Locate each line in the records containing "program". Copy it.

---------- EXCERPTED RECORDS

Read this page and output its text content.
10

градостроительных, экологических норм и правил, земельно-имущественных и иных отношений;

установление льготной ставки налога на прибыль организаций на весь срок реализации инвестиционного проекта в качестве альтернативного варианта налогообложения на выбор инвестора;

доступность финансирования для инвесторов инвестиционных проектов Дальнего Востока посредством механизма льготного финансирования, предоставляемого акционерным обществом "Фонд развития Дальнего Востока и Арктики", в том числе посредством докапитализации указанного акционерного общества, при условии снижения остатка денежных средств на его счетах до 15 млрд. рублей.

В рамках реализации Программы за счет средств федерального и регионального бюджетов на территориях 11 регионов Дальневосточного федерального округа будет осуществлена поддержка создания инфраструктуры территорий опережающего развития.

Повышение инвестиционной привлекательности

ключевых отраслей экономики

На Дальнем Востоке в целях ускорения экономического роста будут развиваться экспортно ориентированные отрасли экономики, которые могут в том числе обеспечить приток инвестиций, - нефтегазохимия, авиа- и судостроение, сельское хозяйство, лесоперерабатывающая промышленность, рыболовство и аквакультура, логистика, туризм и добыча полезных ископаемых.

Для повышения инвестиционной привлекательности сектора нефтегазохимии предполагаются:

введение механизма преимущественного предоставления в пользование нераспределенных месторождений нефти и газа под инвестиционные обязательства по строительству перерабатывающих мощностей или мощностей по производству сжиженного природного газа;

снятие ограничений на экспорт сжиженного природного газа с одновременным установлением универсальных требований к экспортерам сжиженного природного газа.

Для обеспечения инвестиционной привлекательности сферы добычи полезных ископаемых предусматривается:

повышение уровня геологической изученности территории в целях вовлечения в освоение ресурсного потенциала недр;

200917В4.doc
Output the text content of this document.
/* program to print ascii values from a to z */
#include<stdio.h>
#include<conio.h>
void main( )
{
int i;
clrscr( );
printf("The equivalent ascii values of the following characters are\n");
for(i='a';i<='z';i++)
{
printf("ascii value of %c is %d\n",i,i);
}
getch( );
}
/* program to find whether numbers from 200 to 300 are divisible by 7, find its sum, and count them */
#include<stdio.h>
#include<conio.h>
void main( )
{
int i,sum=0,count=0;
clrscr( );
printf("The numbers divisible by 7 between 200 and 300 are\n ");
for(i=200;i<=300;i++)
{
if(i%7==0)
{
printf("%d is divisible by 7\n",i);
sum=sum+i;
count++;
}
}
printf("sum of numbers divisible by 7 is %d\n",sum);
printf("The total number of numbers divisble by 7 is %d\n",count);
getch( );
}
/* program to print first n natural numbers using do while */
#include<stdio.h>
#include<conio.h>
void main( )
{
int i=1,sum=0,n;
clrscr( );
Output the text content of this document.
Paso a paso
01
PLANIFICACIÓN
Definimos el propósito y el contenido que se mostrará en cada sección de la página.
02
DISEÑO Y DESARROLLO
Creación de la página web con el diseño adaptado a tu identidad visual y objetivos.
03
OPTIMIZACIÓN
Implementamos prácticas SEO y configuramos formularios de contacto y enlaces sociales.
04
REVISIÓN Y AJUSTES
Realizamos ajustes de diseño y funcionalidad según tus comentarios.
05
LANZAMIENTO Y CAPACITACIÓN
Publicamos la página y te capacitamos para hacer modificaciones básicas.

--------------------

== WORKED SOLUTION ==
/* program to print ascii values from a to z */
/* program to find whether numbers from 200 to 300 are divisible by 7, find its sum, and count them */
/* program to print first n natural numbers using do while */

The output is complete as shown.